Supplied records
## begin

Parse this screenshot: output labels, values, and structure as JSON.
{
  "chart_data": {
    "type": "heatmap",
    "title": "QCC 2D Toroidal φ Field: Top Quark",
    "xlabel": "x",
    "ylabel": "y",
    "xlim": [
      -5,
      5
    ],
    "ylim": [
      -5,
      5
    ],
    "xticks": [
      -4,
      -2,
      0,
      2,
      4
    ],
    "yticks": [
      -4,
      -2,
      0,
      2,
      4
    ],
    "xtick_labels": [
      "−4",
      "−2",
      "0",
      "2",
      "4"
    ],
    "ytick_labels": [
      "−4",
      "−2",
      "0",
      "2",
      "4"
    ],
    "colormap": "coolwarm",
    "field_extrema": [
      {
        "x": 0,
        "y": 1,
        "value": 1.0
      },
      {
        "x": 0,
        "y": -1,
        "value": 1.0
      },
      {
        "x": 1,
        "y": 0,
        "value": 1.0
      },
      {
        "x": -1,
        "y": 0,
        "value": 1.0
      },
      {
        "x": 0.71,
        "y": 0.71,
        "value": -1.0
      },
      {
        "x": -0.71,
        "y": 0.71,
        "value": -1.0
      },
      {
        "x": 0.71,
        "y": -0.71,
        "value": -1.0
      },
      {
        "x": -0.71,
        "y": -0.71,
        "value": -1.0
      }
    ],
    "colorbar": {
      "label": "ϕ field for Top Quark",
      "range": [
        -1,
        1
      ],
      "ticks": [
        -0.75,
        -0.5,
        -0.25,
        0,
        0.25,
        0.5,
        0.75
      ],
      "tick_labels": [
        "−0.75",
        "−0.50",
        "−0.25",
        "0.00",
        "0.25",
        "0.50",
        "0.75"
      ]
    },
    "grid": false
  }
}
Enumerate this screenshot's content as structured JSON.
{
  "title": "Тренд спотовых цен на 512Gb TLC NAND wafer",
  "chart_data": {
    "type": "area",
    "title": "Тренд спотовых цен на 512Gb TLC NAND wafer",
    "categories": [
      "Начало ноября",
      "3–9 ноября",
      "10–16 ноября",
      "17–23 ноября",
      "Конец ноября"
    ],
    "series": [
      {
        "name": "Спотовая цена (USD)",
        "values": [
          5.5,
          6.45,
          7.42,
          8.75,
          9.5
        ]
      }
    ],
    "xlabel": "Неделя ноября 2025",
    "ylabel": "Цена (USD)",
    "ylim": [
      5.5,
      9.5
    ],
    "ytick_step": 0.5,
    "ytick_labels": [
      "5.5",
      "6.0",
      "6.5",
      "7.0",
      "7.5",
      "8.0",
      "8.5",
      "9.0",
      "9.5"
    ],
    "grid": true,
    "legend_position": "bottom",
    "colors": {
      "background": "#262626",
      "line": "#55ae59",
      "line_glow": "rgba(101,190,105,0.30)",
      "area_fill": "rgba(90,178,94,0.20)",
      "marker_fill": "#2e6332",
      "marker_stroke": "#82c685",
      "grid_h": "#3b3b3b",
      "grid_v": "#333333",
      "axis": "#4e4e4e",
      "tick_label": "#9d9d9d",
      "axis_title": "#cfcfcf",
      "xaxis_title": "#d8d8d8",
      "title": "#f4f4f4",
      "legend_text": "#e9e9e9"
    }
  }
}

## end

Exercise
Take every line from the data above that holds "screenshot" and copy it out.

Solution for this problem
Parse this screenshot: output labels, values, and structure as JSON.
Enumerate this screenshot's content as structured JSON.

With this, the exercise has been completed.